TAREFA ESCRITA 1 ▸ Reescreva os registros desde o início até a linha que contém "question-32-option-c: C.＄2,000 —", inclusive, substituindo "supermarket" por "grocery store" sem alterar mais nada.

PROCESSO: 00065.000688/2024-59

INTERESSADO: ANDRÉ GOMES DA SILVA

RELATOR: LUIZ RICARDO DE SOUZA NASCIMENTO

 

DA COMPETÊNCIA DA DIRETORIA COLEGIADA

Os incisos X, XXXV e XLIII do art. 8º da Lei nº 11.182/2005 conferem competência à Anac para regular e fiscalizar, entre outros aspectos, os serviços aéreos, a formação e o treinamento de pessoal e a habilitação de tripulantes, reprimir infrações à legislação e aplicar as sanções cabíveis, e decidir, em último grau, sobre as matérias de sua competência.

 

A Resolução nº 381/2016, que trata do Regimento Interno da Anac, estabelece no caput do art. 9º que compete à Diretoria da Agência, em regime de colegiado, analisar, discutir e decidir, em instância administrativa final, as matérias de competência da Anac.

 

Por sua vez, a Resolução nº 472/2018, que dispõe sobre providências administrativas decorrentes do exercício das atividades de fiscalização sob competência da Anac, estabelece no §1º do art. 35, que na aplicação de sanção de suspensão ou cassação pela primeira instância, caso exista recurso, este será encaminhado diretamente à Diretoria para distribuição aleatória.

REGISTROS DO EXERCÍCIO ▸
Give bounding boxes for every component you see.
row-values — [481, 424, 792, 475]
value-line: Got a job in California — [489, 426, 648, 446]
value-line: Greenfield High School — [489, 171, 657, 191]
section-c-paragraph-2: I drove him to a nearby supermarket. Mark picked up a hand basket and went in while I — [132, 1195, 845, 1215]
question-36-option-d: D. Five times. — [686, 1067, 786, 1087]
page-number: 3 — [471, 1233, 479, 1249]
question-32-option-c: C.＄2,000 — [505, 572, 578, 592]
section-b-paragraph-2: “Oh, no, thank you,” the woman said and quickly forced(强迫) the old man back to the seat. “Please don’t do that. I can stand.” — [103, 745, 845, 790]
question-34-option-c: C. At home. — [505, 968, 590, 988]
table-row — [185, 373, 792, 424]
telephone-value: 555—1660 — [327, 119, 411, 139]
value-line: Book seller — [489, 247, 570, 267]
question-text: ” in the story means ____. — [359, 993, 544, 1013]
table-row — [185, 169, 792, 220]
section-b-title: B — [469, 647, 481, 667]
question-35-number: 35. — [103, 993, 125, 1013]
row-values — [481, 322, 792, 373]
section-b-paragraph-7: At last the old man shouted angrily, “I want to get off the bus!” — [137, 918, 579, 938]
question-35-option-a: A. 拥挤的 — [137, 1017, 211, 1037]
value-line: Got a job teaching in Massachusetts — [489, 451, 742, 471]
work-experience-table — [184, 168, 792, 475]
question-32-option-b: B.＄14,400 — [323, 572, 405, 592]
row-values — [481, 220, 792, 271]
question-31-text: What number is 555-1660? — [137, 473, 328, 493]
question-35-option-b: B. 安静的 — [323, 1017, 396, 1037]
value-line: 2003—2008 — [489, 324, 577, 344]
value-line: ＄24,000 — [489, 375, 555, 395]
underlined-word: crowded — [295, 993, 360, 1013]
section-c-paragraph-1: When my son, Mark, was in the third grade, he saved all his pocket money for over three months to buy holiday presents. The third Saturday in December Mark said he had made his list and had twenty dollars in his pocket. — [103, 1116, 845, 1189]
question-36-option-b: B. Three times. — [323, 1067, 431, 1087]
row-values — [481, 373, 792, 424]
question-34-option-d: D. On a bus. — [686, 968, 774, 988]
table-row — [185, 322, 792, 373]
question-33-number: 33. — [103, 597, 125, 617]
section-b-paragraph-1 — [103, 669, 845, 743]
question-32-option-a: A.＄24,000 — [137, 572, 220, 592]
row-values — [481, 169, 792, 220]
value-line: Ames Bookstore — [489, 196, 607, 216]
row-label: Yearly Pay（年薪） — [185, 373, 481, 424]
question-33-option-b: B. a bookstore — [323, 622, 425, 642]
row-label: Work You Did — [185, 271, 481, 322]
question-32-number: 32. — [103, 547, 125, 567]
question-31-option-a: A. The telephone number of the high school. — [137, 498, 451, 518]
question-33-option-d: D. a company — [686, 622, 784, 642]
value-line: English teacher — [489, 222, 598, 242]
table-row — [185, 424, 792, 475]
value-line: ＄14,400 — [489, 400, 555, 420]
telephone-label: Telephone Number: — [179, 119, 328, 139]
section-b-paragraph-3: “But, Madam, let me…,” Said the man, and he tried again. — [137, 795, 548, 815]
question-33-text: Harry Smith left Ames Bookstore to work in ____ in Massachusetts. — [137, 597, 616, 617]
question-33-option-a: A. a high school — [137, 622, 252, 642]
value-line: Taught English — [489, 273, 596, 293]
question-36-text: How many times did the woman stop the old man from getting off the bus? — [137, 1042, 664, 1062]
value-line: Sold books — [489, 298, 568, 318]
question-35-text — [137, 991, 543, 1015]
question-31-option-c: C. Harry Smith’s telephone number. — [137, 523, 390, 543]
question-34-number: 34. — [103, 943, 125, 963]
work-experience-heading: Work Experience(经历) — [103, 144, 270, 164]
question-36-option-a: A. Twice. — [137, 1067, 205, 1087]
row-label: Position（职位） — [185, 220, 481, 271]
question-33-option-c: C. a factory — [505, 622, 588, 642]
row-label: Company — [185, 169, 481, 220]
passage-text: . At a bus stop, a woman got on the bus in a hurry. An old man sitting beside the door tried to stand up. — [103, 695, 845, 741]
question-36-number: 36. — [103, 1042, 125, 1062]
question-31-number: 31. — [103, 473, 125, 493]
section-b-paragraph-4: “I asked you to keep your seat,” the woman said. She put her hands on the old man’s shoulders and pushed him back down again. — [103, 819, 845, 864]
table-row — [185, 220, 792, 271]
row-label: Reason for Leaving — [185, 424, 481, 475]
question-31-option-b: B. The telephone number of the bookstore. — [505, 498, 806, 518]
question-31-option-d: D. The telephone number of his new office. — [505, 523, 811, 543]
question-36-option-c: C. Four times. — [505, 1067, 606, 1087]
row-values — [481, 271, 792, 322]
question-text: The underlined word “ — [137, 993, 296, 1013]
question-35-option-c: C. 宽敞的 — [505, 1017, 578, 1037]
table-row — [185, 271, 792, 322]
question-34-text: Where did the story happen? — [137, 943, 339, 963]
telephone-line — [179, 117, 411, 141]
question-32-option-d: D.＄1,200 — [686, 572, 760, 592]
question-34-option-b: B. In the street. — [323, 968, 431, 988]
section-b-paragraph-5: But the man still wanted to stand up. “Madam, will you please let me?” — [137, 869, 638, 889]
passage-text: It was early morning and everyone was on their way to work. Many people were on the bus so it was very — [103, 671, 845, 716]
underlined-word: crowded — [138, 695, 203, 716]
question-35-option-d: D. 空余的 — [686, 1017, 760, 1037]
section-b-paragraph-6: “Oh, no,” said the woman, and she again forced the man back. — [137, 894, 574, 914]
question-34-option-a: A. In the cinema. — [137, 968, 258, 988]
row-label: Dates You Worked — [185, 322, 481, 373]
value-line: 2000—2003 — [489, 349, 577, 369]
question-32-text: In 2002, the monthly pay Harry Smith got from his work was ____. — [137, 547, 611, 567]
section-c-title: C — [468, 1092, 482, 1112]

TAREFA ESCRITA 2 ▸ Reproduza fielmente o trecho do texto sobre a competência da Anac, de "PROCESSO: 00065.000688/2024-59" até "de sua competência.".

RESPOSTA COMPLETA 1 ▸
Give bounding boxes for every component you see.
row-values — [481, 424, 792, 475]
value-line: Got a job in California — [489, 426, 648, 446]
value-line: Greenfield High School — [489, 171, 657, 191]
section-c-paragraph-2: I drove him to a nearby grocery store. Mark picked up a hand basket and went in while I — [132, 1195, 845, 1215]
question-36-option-d: D. Five times. — [686, 1067, 786, 1087]
page-number: 3 — [471, 1233, 479, 1249]
question-32-option-c: C.＄2,000 — [505, 572, 578, 592]

RESPOSTA COMPLETA 2 ▸
PROCESSO: 00065.000688/2024-59

INTERESSADO: ANDRÉ GOMES DA SILVA

RELATOR: LUIZ RICARDO DE SOUZA NASCIMENTO

 

DA COMPETÊNCIA DA DIRETORIA COLEGIADA

Os incisos X, XXXV e XLIII do art. 8º da Lei nº 11.182/2005 conferem competência à Anac para regular e fiscalizar, entre outros aspectos, os serviços aéreos, a formação e o treinamento de pessoal e a habilitação de tripulantes, reprimir infrações à legislação e aplicar as sanções cabíveis, e decidir, em último grau, sobre as matérias de sua competência.